» Stated problem: Only the pictures are to be left out; set down the rest of the records exactly.

» Raw data:
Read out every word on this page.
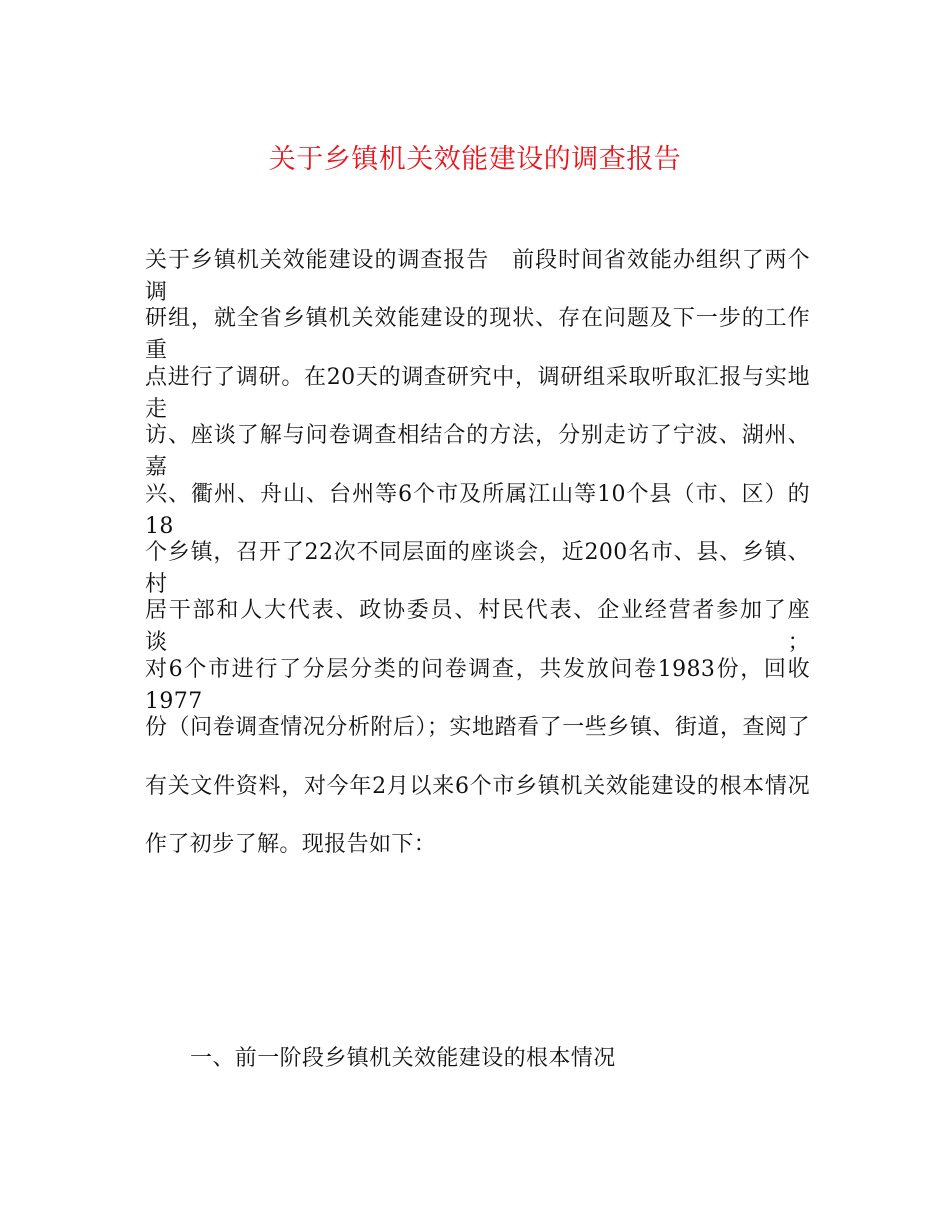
关于乡镇机关效能建设的调查报告
关于乡镇机关效能建设的调查报告　前段时间省效能办组织了两个调
研组，就全省乡镇机关效能建设的现状、存在问题及下一步的工作重
点进行了调研。在20天的调查研究中，调研组采取听取汇报与实地走
访、座谈了解与问卷调查相结合的方法，分别走访了宁波、湖州、嘉
兴、衢州、舟山、台州等6个市及所属江山等10个县（市、区）的18
个乡镇，召开了22次不同层面的座谈会，近200名市、县、乡镇、村
居干部和人大代表、政协委员、村民代表、企业经营者参加了座谈；
对6个市进行了分层分类的问卷调查，共发放问卷1983份，回收1977
份（问卷调查情况分析附后）；实地踏看了一些乡镇、街道，查阅了
有关文件资料，对今年2月以来6个市乡镇机关效能建设的根本情况
作了初步了解。现报告如下：
一、前一阶段乡镇机关效能建设的根本情况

» Result for this exercise:
Read out every word on this page.
关于乡镇机关效能建设的调查报告
关于乡镇机关效能建设的调查报告　前段时间省效能办组织了两个调
研组，就全省乡镇机关效能建设的现状、存在问题及下一步的工作重
点进行了调研。在20天的调查研究中，调研组采取听取汇报与实地走
访、座谈了解与问卷调查相结合的方法，分别走访了宁波、湖州、嘉
兴、衢州、舟山、台州等6个市及所属江山等10个县（市、区）的18
个乡镇，召开了22次不同层面的座谈会，近200名市、县、乡镇、村
居干部和人大代表、政协委员、村民代表、企业经营者参加了座谈；
对6个市进行了分层分类的问卷调查，共发放问卷1983份，回收1977
份（问卷调查情况分析附后）；实地踏看了一些乡镇、街道，查阅了
有关文件资料，对今年2月以来6个市乡镇机关效能建设的根本情况
作了初步了解。现报告如下：
一、前一阶段乡镇机关效能建设的根本情况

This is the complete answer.